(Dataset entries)
-- Start --
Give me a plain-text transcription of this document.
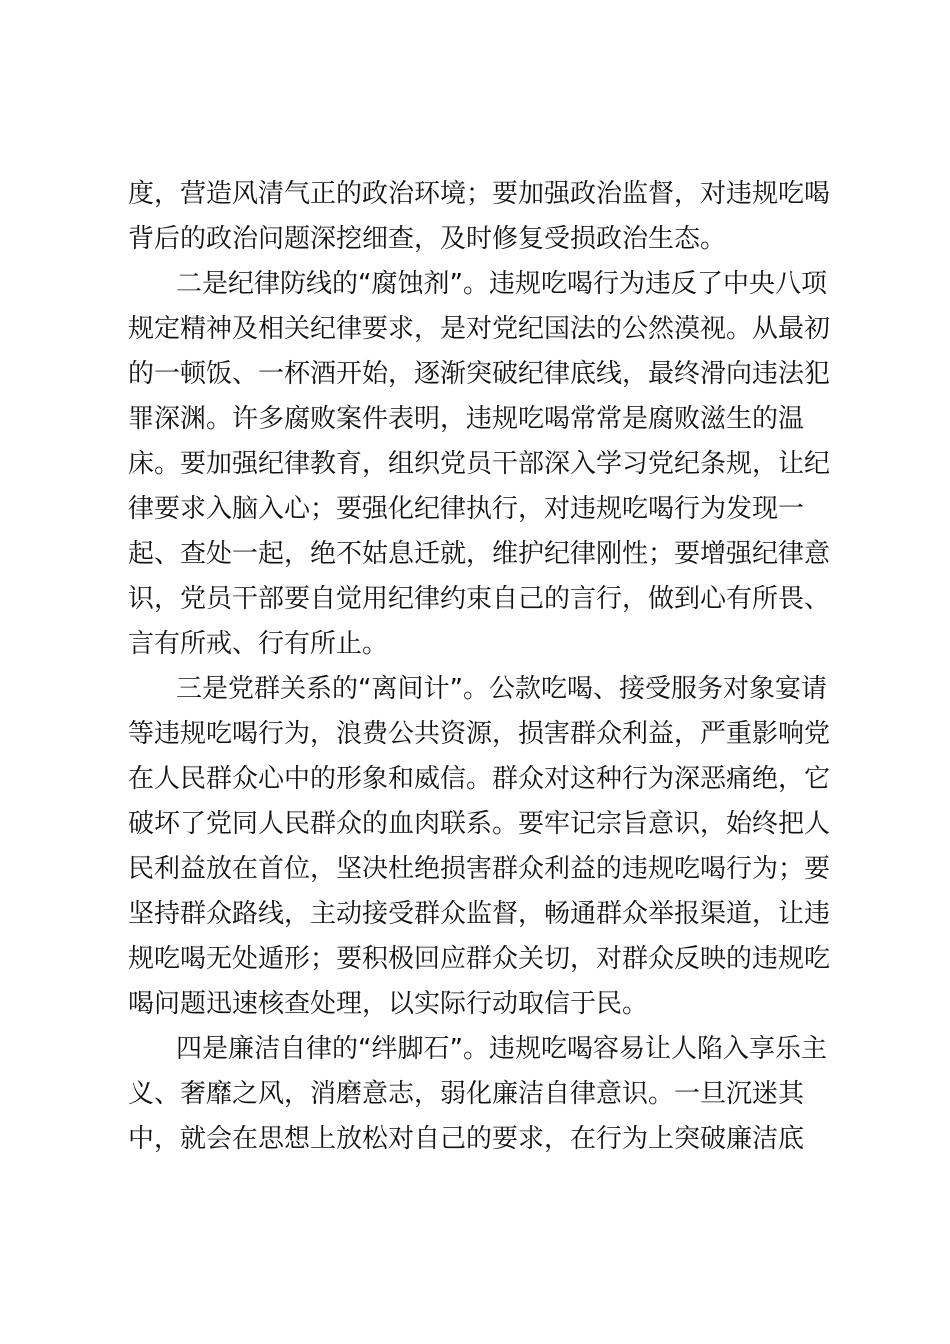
度，营造风清气正的政治环境；要加强政治监督，对违规吃喝
背后的政治问题深挖细查，及时修复受损政治生态。
二是纪律防线的“腐蚀剂”。违规吃喝行为违反了中央八项
规定精神及相关纪律要求，是对党纪国法的公然漠视。从最初
的一顿饭、一杯酒开始，逐渐突破纪律底线，最终滑向违法犯
罪深渊。许多腐败案件表明，违规吃喝常常是腐败滋生的温
床。要加强纪律教育，组织党员干部深入学习党纪条规，让纪
律要求入脑入心；要强化纪律执行，对违规吃喝行为发现一
起、查处一起，绝不姑息迁就，维护纪律刚性；要增强纪律意
识，党员干部要自觉用纪律约束自己的言行，做到心有所畏、
言有所戒、行有所止。
三是党群关系的“离间计”。公款吃喝、接受服务对象宴请
等违规吃喝行为，浪费公共资源，损害群众利益，严重影响党
在人民群众心中的形象和威信。群众对这种行为深恶痛绝，它
破坏了党同人民群众的血肉联系。要牢记宗旨意识，始终把人
民利益放在首位，坚决杜绝损害群众利益的违规吃喝行为；要
坚持群众路线，主动接受群众监督，畅通群众举报渠道，让违
规吃喝无处遁形；要积极回应群众关切，对群众反映的违规吃
喝问题迅速核查处理，以实际行动取信于民。
四是廉洁自律的“绊脚石”。违规吃喝容易让人陷入享乐主
义、奢靡之风，消磨意志，弱化廉洁自律意识。一旦沉迷其
中，就会在思想上放松对自己的要求，在行为上突破廉洁底
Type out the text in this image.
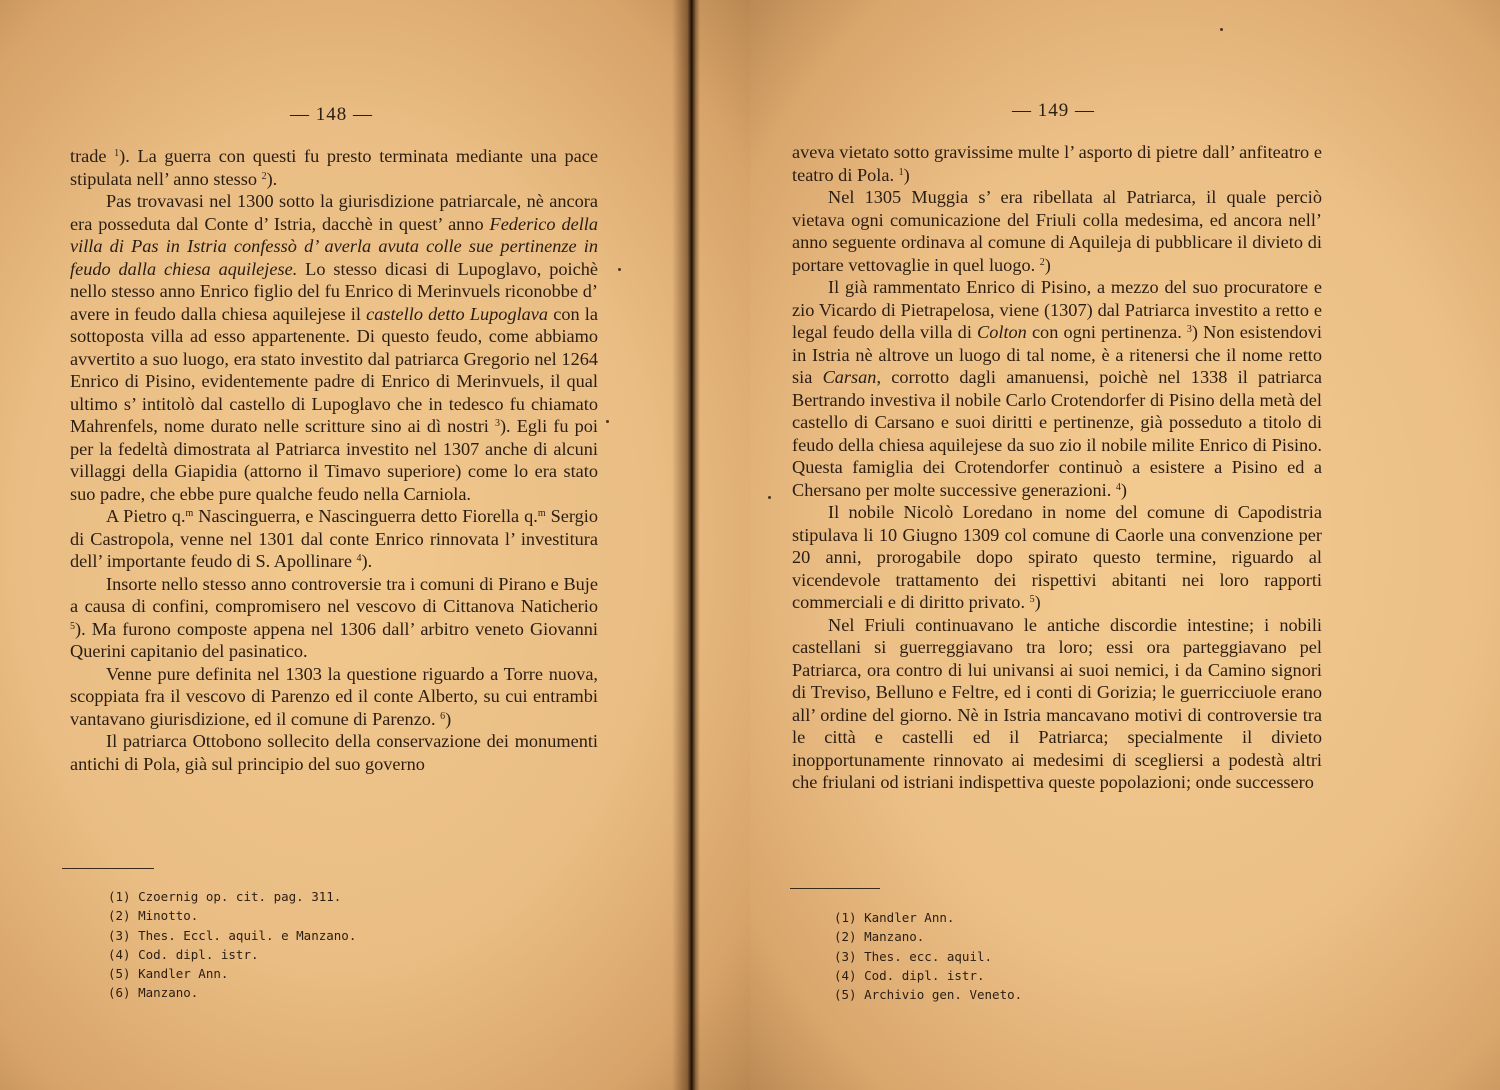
— 148 —

trade $^1$). La guerra con questi fu presto terminata mediante una pace stipulata nell’ anno stesso $^2$).

Pas trovavasi nel 1300 sotto la giurisdizione patriarcale, nè ancora era posseduta dal Conte d’ Istria, dacchè in quest’ anno Federico della villa di Pas in Istria confessò d’ averla avuta colle sue pertinenze in feudo dalla chiesa aquilejese. Lo stesso dicasi di Lupoglavo, poichè nello stesso anno Enrico figlio del fu Enrico di Merinvuels riconobbe d’ avere in feudo dalla chiesa aquilejese il castello detto Lupoglava con la sottoposta villa ad esso appartenente. Di questo feudo, come abbiamo avvertito a suo luogo, era stato investito dal patriarca Gregorio nel 1264 Enrico di Pisino, evidentemente padre di Enrico di Merinvuels, il qual ultimo s’ intitolò dal castello di Lupoglavo che in tedesco fu chiamato Mahrenfels, nome durato nelle scritture sino ai dì nostri $^3$). Egli fu poi per la fedeltà dimostrata al Patriarca investito nel 1307 anche di alcuni villaggi della Giapidia (attorno il Timavo superiore) come lo era stato suo padre, che ebbe pure qualche feudo nella Carniola.

A Pietro q.$^m$ Nascinguerra, e Nascinguerra detto Fiorella q.$^m$ Sergio di Castropola, venne nel 1301 dal conte Enrico rinnovata l’ investitura dell’ importante feudo di S. Apollinare $^4$).

Insorte nello stesso anno controversie tra i comuni di Pirano e Buje a causa di confini, compromisero nel vescovo di Cittanova Naticherio $^5$). Ma furono composte appena nel 1306 dall’ arbitro veneto Giovanni Querini capitanio del pasinatico.

Venne pure definita nel 1303 la questione riguardo a Torre nuova, scoppiata fra il vescovo di Parenzo ed il conte Alberto, su cui entrambi vantavano giurisdizione, ed il comune di Parenzo. $^6$)

Il patriarca Ottobono sollecito della conservazione dei monumenti antichi di Pola, già sul principio del suo governo

(1) Czoernig op. cit. pag. 311.
(2) Minotto.
(3) Thes. Eccl. aquil. e Manzano.
(4) Cod. dipl. istr.
(5) Kandler Ann.
(6) Manzano.
— 149 —

aveva vietato sotto gravissime multe l’ asporto di pietre dall’ anfiteatro e teatro di Pola. $^1$)

Nel 1305 Muggia s’ era ribellata al Patriarca, il quale perciò vietava ogni comunicazione del Friuli colla medesima, ed ancora nell’ anno seguente ordinava al comune di Aquileja di pubblicare il divieto di portare vettovaglie in quel luogo. $^2$)

Il già rammentato Enrico di Pisino, a mezzo del suo procuratore e zio Vicardo di Pietrapelosa, viene (1307) dal Patriarca investito a retto e legal feudo della villa di Colton con ogni pertinenza. $^3$) Non esistendovi in Istria nè altrove un luogo di tal nome, è a ritenersi che il nome retto sia Carsan, corrotto dagli amanuensi, poichè nel 1338 il patriarca Bertrando investiva il nobile Carlo Crotendorfer di Pisino della metà del castello di Carsano e suoi diritti e pertinenze, già posseduto a titolo di feudo della chiesa aquilejese da suo zio il nobile milite Enrico di Pisino. Questa famiglia dei Crotendorfer continuò a esistere a Pisino ed a Chersano per molte successive generazioni. $^4$)

Il nobile Nicolò Loredano in nome del comune di Capodistria stipulava li 10 Giugno 1309 col comune di Caorle una convenzione per 20 anni, prorogabile dopo spirato questo termine, riguardo al vicendevole trattamento dei rispettivi abitanti nei loro rapporti commerciali e di diritto privato. $^5$)

Nel Friuli continuavano le antiche discordie intestine; i nobili castellani si guerreggiavano tra loro; essi ora parteggiavano pel Patriarca, ora contro di lui univansi ai suoi nemici, i da Camino signori di Treviso, Belluno e Feltre, ed i conti di Gorizia; le guerricciuole erano all’ ordine del giorno. Nè in Istria mancavano motivi di controversie tra le città e castelli ed il Patriarca; specialmente il divieto inopportunamente rinnovato ai medesimi di scegliersi a podestà altri che friulani od istriani indispettiva queste popolazioni; onde successero

(1) Kandler Ann.
(2) Manzano.
(3) Thes. ecc. aquil.
(4) Cod. dipl. istr.
(5) Archivio gen. Veneto.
-- End --
**WHAT TO WORK ON**
Of the lines above, copy each that contains "Thes".

**EXERCISE RESPONSE**
(3) Thes. Eccl. aquil. e Manzano.
(3) Thes. ecc. aquil.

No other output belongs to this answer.